# Short task
Set down each record exactly as written.

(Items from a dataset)

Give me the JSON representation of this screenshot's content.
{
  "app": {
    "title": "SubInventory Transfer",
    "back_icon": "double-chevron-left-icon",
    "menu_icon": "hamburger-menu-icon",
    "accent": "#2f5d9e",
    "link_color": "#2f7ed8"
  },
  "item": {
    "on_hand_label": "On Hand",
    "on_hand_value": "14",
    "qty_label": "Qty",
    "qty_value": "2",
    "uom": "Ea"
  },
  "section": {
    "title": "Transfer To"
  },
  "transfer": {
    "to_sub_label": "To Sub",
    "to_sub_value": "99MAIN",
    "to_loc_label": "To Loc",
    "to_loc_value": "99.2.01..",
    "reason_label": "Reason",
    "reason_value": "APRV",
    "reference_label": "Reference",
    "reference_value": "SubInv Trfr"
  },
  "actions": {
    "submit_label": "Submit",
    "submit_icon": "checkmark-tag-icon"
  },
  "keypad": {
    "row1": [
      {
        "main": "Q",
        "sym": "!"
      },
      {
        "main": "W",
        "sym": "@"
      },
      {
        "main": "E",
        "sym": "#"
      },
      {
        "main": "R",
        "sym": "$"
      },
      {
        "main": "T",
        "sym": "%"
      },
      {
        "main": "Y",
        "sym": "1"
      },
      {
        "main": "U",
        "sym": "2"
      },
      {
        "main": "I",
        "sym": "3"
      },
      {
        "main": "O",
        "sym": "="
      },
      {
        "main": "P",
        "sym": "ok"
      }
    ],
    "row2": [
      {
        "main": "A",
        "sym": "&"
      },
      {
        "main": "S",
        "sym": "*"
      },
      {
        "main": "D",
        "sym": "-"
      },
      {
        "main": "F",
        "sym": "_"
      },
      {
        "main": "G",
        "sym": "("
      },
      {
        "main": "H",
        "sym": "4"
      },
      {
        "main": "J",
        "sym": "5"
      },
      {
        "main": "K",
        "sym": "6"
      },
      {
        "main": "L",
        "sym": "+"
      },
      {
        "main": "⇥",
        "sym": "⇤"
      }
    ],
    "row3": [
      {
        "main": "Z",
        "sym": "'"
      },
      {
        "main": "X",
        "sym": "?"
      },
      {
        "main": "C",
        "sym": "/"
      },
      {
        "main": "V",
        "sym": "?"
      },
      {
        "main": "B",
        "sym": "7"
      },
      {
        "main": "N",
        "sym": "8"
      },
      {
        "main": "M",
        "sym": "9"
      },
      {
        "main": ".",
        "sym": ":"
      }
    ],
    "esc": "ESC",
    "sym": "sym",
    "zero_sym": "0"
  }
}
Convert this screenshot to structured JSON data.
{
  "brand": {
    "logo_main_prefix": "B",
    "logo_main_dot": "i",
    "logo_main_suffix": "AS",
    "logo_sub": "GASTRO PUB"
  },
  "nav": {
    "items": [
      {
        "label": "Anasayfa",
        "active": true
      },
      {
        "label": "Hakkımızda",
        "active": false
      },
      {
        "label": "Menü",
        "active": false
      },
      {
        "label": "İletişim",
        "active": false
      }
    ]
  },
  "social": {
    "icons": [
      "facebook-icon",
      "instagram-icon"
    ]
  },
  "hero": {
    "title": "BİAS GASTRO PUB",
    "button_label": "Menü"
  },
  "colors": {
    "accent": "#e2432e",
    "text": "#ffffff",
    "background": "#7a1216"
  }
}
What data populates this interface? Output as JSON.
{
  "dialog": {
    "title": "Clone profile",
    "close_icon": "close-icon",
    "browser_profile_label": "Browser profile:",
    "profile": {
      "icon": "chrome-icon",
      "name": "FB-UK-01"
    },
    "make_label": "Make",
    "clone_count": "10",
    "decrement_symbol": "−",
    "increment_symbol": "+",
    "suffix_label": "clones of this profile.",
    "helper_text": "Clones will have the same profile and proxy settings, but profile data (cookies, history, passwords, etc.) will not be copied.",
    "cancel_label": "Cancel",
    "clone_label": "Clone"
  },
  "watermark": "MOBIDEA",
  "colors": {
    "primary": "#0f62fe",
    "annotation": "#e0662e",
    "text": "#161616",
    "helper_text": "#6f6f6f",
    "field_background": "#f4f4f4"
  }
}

# Right answer
Give me the JSON representation of this screenshot's content.
{
  "app": {
    "title": "SubInventory Transfer",
    "back_icon": "double-chevron-left-icon",
    "menu_icon": "hamburger-menu-icon",
    "accent": "#2f5d9e",
    "link_color": "#2f7ed8"
  },
  "item": {
    "on_hand_label": "On Hand",
    "on_hand_value": "14",
    "qty_label": "Qty",
    "qty_value": "2",
    "uom": "Ea"
  },
  "section": {
    "title": "Transfer To"
  },
  "transfer": {
    "to_sub_label": "To Sub",
    "to_sub_value": "99MAIN",
    "to_loc_label": "To Loc",
    "to_loc_value": "99.2.01..",
    "reason_label": "Reason",
    "reason_value": "APRV",
    "reference_label": "Reference",
    "reference_value": "SubInv Trfr"
  },
  "actions": {
    "submit_label": "Submit",
    "submit_icon": "checkmark-tag-icon"
  },
  "keypad": {
    "row1": [
      {
        "main": "Q",
        "sym": "!"
      },
      {
        "main": "W",
        "sym": "@"
      },
      {
        "main": "E",
        "sym": "#"
      },
      {
        "main": "R",
        "sym": "$"
      },
      {
        "main": "T",
        "sym": "%"
      },
      {
        "main": "Y",
        "sym": "1"
      },
      {
        "main": "U",
        "sym": "2"
      },
      {
        "main": "I",
        "sym": "3"
      },
      {
        "main": "O",
        "sym": "="
      },
      {
        "main": "P",
        "sym": "ok"
      }
    ],
    "row2": [
      {
        "main": "A",
        "sym": "&"
      },
      {
        "main": "S",
        "sym": "*"
      },
      {
        "main": "D",
        "sym": "-"
      },
      {
        "main": "F",
        "sym": "_"
      },
      {
        "main": "G",
        "sym": "("
      },
      {
        "main": "H",
        "sym": "4"
      },
      {
        "main": "J",
        "sym": "5"
      },
      {
        "main": "K",
        "sym": "6"
      },
      {
        "main": "L",
        "sym": "+"
      },
      {
        "main": "⇥",
        "sym": "⇤"
      }
    ],
    "row3": [
      {
        "main": "Z",
        "sym": "'"
      },
      {
        "main": "X",
        "sym": "?"
      },
      {
        "main": "C",
        "sym": "/"
      },
      {
        "main": "V",
        "sym": "?"
      },
      {
        "main": "B",
        "sym": "7"
      },
      {
        "main": "N",
        "sym": "8"
      },
      {
        "main": "M",
        "sym": "9"
      },
      {
        "main": ".",
        "sym": ":"
      }
    ],
    "esc": "ESC",
    "sym": "sym",
    "zero_sym": "0"
  }
}
Convert this screenshot to structured JSON data.
{
  "brand": {
    "logo_main_prefix": "B",
    "logo_main_dot": "i",
    "logo_main_suffix": "AS",
    "logo_sub": "GASTRO PUB"
  },
  "nav": {
    "items": [
      {
        "label": "Anasayfa",
        "active": true
      },
      {
        "label": "Hakkımızda",
        "active": false
      },
      {
        "label": "Menü",
        "active": false
      },
      {
        "label": "İletişim",
        "active": false
      }
    ]
  },
  "social": {
    "icons": [
      "facebook-icon",
      "instagram-icon"
    ]
  },
  "hero": {
    "title": "BİAS GASTRO PUB",
    "button_label": "Menü"
  },
  "colors": {
    "accent": "#e2432e",
    "text": "#ffffff",
    "background": "#7a1216"
  }
}
What data populates this interface? Output as JSON.
{
  "dialog": {
    "title": "Clone profile",
    "close_icon": "close-icon",
    "browser_profile_label": "Browser profile:",
    "profile": {
      "icon": "chrome-icon",
      "name": "FB-UK-01"
    },
    "make_label": "Make",
    "clone_count": "10",
    "decrement_symbol": "−",
    "increment_symbol": "+",
    "suffix_label": "clones of this profile.",
    "helper_text": "Clones will have the same profile and proxy settings, but profile data (cookies, history, passwords, etc.) will not be copied.",
    "cancel_label": "Cancel",
    "clone_label": "Clone"
  },
  "watermark": "MOBIDEA",
  "colors": {
    "primary": "#0f62fe",
    "annotation": "#e0662e",
    "text": "#161616",
    "helper_text": "#6f6f6f",
    "field_background": "#f4f4f4"
  }
}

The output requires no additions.